# Exercise description
All the data must come back unchanged, except that pictures are left out.

# Dataset rows

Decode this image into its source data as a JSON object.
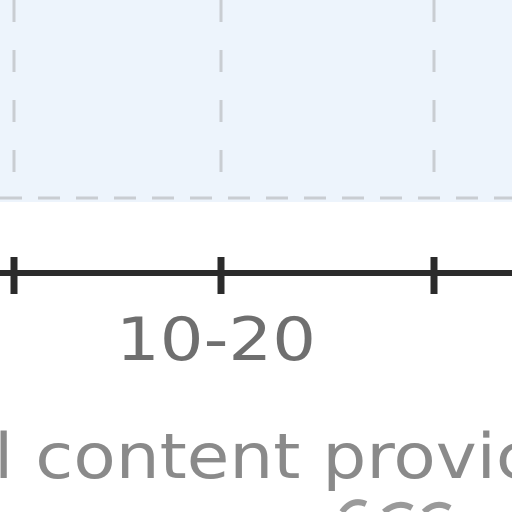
{
  "chart_data": {
    "type": "bar",
    "categories": [
      "10-20"
    ],
    "xlabel": "l content provic",
    "ylabel": "",
    "title": "",
    "grid": true,
    "colors": {
      "plot_background": "#edf4fc",
      "grid": "#c9cdd2",
      "axis": "#2b2b2b",
      "tick_label": "#6f6f6f",
      "axis_label": "#8a8a8a"
    }
  }
}
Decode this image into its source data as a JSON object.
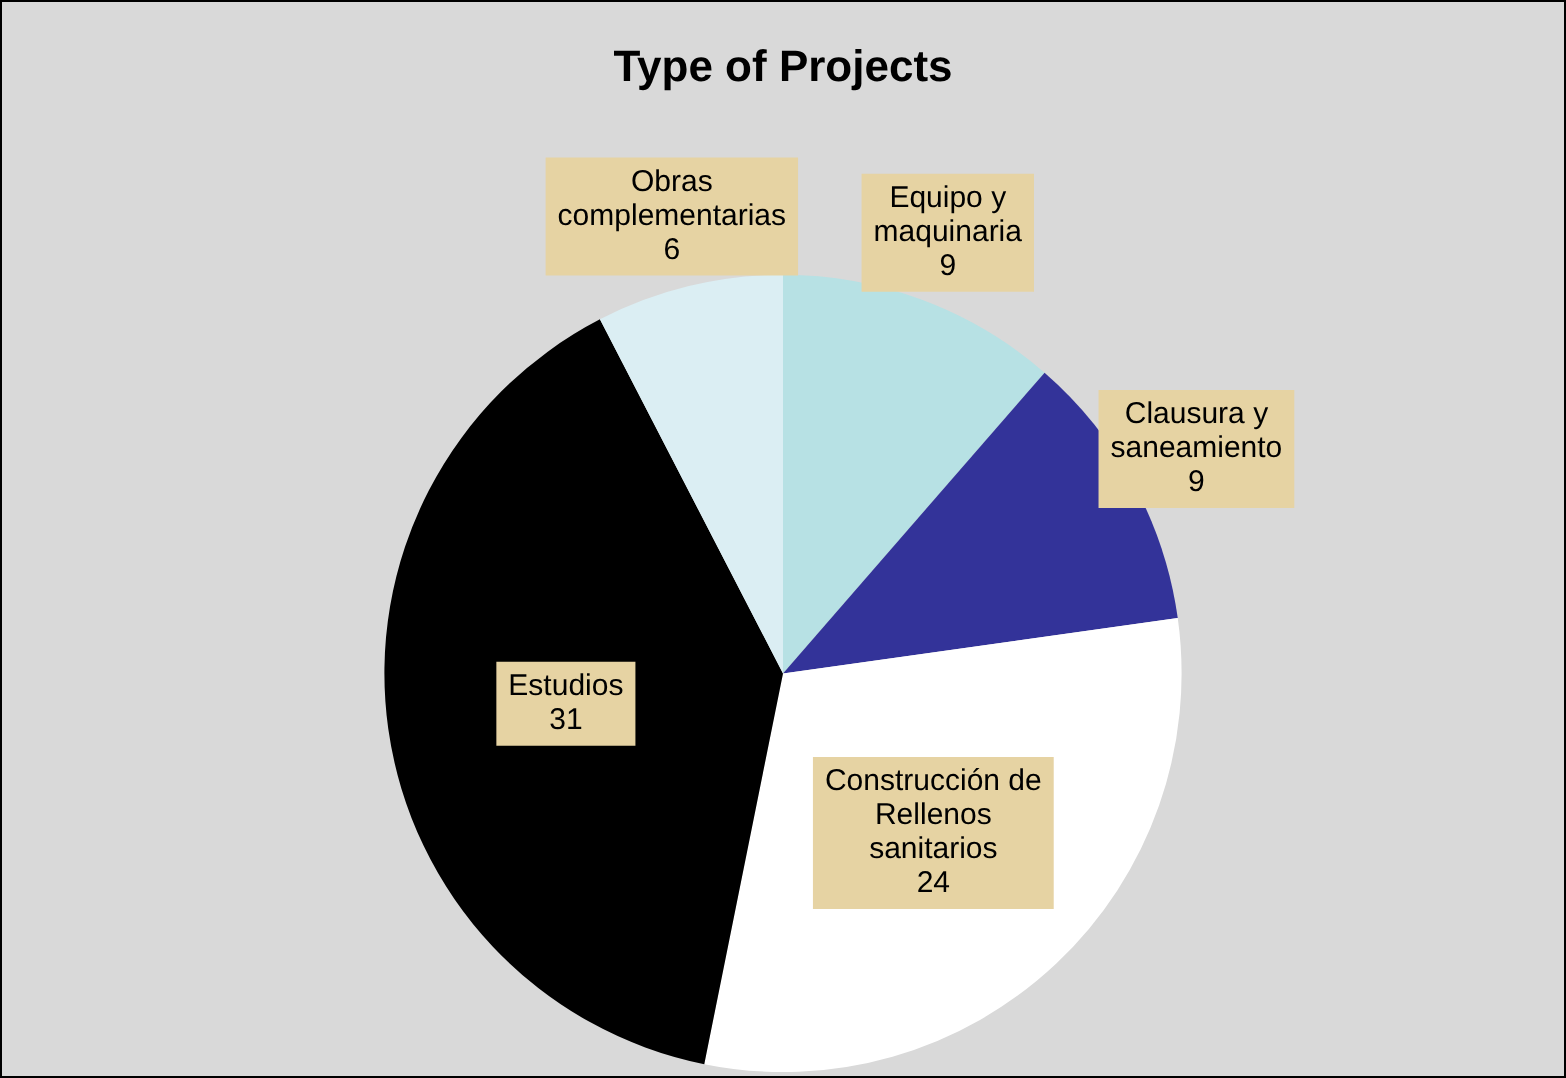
{
  "chart_data": {
    "type": "pie",
    "title": "Type of Projects",
    "categories": [
      "Equipo y maquinaria",
      "Clausura y saneamiento",
      "Construcción de Rellenos sanitarios",
      "Estudios",
      "Obras complementarias"
    ],
    "values": [
      9,
      9,
      24,
      31,
      6
    ],
    "colors": [
      "#b7e1e4",
      "#333399",
      "#ffffff",
      "#000000",
      "#dbeef3"
    ],
    "data_labels": true,
    "legend": false
  }
}
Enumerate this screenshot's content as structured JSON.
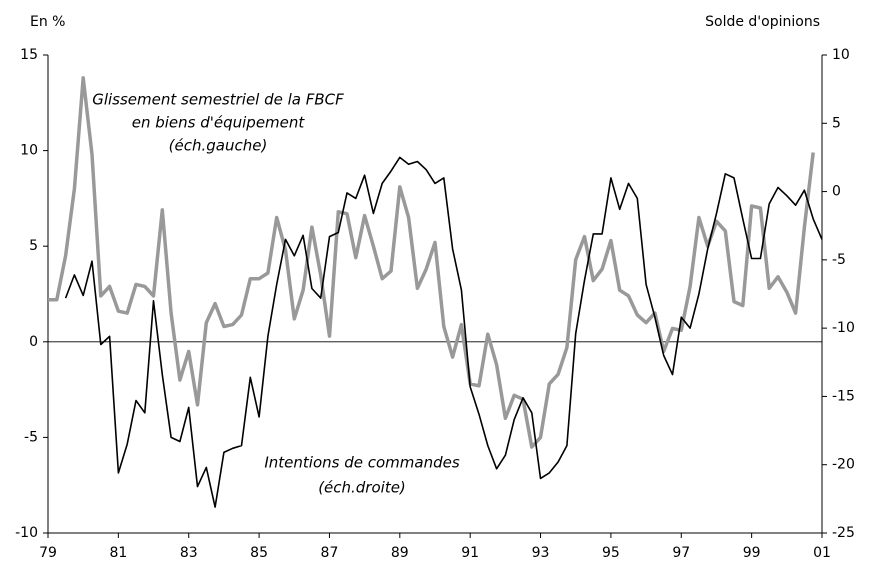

# Result for this task
Decode this image into its source data as a JSON object.
{
  "chart_data": {
    "type": "bar",
    "categories": [
      "10-20"
    ],
    "xlabel": "l content provic",
    "ylabel": "",
    "title": "",
    "grid": true,
    "colors": {
      "plot_background": "#edf4fc",
      "grid": "#c9cdd2",
      "axis": "#2b2b2b",
      "tick_label": "#6f6f6f",
      "axis_label": "#8a8a8a"
    }
  }
}
Decode this image into its source data as a JSON object.
{
  "chart_data": {
    "type": "pie",
    "title": "Type of Projects",
    "categories": [
      "Equipo y maquinaria",
      "Clausura y saneamiento",
      "Construcción de Rellenos sanitarios",
      "Estudios",
      "Obras complementarias"
    ],
    "values": [
      9,
      9,
      24,
      31,
      6
    ],
    "colors": [
      "#b7e1e4",
      "#333399",
      "#ffffff",
      "#000000",
      "#dbeef3"
    ],
    "data_labels": true,
    "legend": false
  }
}
Enumerate this screenshot's content as structured JSON.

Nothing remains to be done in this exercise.